WHAT THE TASK REQUIRES → Find the lines with the string "complete" and return them.

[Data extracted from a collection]
========
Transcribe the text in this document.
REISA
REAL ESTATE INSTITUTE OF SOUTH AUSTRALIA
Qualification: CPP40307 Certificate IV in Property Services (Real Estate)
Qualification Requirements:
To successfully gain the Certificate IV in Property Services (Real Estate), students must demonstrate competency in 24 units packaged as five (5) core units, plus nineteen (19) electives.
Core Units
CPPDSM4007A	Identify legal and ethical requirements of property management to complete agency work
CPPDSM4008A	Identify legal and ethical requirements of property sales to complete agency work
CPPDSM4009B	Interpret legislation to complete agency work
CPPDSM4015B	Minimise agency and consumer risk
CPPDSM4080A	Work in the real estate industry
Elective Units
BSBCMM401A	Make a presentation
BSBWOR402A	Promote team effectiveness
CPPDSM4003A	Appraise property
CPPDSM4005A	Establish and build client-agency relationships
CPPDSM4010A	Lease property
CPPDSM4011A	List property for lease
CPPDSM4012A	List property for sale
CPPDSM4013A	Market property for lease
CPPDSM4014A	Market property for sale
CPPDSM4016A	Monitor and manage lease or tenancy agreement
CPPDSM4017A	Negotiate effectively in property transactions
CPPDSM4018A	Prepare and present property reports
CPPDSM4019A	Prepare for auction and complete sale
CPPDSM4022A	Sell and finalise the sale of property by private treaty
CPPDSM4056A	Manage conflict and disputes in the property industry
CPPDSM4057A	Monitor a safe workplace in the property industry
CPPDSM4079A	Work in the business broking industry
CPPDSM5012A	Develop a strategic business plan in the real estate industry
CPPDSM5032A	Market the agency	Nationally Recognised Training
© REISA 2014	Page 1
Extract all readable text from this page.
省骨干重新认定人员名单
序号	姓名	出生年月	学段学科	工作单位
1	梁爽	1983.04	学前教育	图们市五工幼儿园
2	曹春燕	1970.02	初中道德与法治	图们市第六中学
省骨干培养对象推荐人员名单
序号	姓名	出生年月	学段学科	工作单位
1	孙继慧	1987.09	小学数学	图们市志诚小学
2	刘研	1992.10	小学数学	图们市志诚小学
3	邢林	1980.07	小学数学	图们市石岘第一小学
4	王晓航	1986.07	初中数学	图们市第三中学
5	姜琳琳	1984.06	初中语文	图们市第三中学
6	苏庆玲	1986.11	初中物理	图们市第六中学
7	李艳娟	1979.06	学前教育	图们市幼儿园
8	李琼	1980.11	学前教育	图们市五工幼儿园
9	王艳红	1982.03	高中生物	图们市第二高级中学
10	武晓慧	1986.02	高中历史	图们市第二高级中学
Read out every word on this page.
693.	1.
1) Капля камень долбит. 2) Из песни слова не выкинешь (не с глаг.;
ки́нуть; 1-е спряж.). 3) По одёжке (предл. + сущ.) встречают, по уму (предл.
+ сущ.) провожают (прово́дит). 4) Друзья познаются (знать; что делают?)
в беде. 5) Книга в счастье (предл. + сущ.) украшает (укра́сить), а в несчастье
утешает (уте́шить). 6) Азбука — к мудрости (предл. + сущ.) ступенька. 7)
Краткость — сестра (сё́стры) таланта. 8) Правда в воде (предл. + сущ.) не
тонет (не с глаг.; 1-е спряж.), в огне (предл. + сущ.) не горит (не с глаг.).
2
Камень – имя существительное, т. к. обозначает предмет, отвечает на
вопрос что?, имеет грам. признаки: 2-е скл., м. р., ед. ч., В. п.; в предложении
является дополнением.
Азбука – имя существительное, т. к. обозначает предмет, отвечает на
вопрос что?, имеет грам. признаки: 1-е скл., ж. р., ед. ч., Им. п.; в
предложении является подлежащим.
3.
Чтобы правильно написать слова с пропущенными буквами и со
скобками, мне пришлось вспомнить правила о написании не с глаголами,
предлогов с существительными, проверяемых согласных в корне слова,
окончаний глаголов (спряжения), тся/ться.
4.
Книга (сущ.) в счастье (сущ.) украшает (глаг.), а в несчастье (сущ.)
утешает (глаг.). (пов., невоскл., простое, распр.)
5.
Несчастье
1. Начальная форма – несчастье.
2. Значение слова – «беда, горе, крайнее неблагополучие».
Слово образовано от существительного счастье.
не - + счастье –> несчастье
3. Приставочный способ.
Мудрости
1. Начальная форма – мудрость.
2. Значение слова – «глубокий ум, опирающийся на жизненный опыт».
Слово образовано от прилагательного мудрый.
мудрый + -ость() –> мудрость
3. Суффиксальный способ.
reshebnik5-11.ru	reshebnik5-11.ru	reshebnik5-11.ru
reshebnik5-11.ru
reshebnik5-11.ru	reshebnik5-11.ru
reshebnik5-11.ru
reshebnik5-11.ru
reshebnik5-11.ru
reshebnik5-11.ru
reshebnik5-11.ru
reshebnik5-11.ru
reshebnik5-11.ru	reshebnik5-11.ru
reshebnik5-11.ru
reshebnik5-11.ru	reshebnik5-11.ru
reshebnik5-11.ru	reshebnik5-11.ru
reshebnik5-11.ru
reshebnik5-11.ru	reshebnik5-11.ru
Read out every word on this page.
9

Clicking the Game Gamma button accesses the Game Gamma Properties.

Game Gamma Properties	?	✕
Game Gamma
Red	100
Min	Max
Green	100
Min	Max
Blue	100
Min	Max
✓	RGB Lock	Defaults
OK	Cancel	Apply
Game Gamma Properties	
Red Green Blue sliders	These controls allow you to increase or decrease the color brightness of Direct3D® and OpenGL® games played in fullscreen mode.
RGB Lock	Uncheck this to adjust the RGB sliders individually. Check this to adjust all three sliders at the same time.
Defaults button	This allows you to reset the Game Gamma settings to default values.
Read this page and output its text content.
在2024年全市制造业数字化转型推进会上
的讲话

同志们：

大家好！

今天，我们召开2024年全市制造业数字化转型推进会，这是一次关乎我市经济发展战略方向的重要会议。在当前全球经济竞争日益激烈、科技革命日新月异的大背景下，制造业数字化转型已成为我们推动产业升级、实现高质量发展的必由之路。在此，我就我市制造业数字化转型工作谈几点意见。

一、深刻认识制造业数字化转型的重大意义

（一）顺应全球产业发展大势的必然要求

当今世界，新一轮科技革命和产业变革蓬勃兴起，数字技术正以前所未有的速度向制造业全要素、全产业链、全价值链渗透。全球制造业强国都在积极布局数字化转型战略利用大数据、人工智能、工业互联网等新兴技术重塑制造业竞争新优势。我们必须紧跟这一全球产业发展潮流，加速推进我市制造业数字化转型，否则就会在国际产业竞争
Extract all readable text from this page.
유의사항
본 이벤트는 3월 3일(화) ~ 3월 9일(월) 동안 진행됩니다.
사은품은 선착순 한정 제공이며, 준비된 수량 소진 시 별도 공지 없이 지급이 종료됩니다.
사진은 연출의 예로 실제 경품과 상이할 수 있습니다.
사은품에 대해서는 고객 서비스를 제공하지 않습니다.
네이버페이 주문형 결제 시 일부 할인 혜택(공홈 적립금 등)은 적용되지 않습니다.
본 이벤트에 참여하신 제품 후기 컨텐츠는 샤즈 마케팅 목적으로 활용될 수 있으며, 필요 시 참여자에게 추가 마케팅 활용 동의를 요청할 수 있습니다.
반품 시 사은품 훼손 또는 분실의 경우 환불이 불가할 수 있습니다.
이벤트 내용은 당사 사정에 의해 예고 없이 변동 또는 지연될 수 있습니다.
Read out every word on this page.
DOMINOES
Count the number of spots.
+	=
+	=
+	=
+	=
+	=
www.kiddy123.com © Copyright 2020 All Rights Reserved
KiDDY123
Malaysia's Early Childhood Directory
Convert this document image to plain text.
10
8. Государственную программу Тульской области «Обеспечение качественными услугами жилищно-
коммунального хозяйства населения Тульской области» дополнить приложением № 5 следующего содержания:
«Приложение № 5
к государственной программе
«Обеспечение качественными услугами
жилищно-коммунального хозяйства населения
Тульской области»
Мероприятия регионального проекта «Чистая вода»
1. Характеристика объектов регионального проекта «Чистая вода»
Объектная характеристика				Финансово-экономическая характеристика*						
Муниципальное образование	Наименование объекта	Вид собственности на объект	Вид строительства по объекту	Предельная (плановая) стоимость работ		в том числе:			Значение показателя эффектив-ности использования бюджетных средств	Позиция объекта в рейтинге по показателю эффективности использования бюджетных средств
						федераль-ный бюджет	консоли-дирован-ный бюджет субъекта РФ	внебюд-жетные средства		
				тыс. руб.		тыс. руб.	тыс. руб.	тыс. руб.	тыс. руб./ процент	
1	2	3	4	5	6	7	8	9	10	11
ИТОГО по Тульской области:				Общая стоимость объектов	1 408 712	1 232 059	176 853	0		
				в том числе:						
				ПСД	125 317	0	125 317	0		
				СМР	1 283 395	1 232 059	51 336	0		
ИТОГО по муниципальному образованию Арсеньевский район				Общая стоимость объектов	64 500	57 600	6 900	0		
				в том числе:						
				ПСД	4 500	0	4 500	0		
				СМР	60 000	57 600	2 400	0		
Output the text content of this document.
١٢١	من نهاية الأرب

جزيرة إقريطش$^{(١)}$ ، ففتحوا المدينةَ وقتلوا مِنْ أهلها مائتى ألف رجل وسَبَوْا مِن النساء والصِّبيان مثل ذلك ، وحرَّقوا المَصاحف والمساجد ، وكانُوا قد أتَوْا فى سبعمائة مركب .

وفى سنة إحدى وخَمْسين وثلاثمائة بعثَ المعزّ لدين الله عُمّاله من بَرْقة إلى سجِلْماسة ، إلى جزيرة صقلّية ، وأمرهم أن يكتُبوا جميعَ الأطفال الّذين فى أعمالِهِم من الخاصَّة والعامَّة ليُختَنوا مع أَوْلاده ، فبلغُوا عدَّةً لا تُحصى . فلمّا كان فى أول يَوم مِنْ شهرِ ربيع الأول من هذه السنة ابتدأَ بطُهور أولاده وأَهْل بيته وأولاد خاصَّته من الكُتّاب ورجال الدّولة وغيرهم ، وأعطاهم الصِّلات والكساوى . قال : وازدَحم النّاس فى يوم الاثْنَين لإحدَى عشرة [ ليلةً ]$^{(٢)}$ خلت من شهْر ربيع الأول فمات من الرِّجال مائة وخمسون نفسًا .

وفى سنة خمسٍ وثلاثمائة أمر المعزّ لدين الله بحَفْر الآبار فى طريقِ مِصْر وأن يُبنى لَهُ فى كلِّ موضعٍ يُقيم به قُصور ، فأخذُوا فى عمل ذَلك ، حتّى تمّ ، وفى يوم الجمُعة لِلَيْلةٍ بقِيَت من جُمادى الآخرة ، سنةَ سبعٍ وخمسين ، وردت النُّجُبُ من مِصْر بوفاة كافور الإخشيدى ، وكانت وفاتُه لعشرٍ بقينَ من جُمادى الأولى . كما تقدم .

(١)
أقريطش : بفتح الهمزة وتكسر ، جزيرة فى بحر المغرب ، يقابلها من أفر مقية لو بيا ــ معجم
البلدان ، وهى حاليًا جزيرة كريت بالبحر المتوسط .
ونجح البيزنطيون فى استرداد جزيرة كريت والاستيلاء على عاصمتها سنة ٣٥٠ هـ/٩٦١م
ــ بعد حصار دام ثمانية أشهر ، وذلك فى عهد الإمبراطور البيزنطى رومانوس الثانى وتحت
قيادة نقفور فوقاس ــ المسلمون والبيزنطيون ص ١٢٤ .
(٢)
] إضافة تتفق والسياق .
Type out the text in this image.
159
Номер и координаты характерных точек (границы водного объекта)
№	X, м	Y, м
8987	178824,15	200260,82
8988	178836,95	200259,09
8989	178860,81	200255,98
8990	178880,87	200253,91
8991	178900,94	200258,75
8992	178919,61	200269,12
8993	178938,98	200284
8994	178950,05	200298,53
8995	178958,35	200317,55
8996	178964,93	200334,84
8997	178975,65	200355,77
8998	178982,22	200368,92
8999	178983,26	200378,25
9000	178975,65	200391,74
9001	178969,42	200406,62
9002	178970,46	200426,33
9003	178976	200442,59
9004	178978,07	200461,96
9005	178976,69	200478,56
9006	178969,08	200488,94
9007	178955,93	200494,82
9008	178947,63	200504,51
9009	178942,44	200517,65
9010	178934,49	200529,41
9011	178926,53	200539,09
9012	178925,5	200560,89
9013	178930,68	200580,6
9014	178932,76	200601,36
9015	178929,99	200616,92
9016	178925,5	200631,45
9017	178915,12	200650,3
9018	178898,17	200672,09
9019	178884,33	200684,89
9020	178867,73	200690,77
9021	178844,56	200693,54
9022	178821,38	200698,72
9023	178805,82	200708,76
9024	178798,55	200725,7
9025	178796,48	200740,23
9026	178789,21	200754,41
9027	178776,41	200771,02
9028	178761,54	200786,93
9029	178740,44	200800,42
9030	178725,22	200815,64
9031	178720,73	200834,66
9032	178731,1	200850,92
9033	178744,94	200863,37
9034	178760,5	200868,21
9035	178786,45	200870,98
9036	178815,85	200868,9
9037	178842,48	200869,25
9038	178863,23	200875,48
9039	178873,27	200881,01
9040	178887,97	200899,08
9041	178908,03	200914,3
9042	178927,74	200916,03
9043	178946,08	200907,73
========
WRITTEN ANSWER →
CPPDSM4007A	Identify legal and ethical requirements of property management to complete agency work
CPPDSM4008A	Identify legal and ethical requirements of property sales to complete agency work
CPPDSM4009B	Interpret legislation to complete agency work
CPPDSM4019A	Prepare for auction and complete sale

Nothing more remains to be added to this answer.